(Aim of the task)
Return the lines below that carry the word "close".

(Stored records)

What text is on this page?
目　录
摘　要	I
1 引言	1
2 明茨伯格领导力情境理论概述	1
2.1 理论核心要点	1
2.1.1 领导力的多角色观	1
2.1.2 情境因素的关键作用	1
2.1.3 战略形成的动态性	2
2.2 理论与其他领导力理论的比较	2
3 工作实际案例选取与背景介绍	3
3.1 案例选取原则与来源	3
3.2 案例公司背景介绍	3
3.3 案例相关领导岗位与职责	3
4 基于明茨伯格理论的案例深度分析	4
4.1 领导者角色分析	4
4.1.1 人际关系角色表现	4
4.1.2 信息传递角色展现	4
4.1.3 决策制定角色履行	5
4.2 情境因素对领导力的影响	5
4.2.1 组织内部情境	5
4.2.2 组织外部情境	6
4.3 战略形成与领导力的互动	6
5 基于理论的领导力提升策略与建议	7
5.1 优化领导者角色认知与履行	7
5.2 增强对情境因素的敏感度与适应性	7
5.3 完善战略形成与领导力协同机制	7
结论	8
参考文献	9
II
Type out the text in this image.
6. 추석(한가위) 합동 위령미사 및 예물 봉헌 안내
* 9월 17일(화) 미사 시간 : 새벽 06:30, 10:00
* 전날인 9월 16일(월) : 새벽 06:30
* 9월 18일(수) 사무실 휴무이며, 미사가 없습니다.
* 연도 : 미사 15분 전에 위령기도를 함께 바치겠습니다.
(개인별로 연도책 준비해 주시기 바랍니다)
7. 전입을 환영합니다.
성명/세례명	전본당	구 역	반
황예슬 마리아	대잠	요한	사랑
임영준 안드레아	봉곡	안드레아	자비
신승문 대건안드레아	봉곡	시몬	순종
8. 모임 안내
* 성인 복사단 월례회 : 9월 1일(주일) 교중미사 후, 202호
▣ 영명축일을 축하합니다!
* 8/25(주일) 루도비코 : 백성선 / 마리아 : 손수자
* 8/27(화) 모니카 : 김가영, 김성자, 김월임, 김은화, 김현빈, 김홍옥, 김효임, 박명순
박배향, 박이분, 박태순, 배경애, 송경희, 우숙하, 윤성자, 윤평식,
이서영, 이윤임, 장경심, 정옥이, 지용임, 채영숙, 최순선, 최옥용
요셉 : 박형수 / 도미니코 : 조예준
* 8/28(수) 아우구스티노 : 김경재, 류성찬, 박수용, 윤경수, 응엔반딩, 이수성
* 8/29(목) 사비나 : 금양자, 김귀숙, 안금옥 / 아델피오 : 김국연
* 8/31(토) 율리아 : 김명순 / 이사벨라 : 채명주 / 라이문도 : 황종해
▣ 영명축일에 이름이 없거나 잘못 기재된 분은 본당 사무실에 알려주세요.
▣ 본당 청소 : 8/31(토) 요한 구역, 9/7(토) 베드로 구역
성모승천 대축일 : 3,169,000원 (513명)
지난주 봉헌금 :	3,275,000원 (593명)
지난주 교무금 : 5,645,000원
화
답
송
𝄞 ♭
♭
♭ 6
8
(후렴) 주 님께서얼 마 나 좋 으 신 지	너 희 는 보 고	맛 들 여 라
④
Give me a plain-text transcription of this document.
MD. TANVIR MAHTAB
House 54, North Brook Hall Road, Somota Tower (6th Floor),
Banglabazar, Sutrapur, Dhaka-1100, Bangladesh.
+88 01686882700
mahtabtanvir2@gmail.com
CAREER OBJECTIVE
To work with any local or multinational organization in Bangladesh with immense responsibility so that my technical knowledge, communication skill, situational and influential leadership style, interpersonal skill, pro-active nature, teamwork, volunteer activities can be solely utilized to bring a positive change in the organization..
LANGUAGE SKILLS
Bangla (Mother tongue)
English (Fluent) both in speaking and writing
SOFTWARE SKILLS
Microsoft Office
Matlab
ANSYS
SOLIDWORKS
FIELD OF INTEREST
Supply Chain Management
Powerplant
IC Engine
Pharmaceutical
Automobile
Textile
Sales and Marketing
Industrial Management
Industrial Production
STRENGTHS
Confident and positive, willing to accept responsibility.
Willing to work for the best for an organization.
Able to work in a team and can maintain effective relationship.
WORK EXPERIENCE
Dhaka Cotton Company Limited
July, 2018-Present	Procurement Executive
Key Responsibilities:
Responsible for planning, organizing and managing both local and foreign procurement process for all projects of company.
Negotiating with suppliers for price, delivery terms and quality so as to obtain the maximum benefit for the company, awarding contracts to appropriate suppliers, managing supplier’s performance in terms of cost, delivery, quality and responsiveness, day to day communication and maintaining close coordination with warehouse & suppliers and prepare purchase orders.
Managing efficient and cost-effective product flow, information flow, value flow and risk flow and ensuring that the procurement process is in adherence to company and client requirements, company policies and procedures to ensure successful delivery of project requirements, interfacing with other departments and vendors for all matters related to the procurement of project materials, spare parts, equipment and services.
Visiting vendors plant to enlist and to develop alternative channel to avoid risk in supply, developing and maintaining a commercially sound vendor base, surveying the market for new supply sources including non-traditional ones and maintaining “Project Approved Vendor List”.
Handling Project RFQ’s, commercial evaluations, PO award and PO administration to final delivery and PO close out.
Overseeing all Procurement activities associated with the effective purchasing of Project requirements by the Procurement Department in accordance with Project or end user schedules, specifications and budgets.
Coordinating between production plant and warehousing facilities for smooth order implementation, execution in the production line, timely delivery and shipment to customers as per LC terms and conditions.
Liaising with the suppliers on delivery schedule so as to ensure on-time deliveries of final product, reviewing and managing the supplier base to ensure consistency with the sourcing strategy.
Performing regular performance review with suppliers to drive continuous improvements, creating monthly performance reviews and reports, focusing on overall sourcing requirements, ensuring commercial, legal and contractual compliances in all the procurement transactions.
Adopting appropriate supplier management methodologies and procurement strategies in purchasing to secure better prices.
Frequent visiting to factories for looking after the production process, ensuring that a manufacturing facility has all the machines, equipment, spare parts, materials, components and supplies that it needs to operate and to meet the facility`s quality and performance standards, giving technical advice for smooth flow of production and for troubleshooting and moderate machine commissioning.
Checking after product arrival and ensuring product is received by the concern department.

(Result for this exercise)
Negotiating with suppliers for price, delivery terms and quality so as to obtain the maximum benefit for the company, awarding contracts to appropriate suppliers, managing supplier’s performance in terms of cost, delivery, quality and responsiveness, day to day communication and maintaining close coordination with warehouse & suppliers and prepare purchase orders.
Handling Project RFQ’s, commercial evaluations, PO award and PO administration to final delivery and PO close out.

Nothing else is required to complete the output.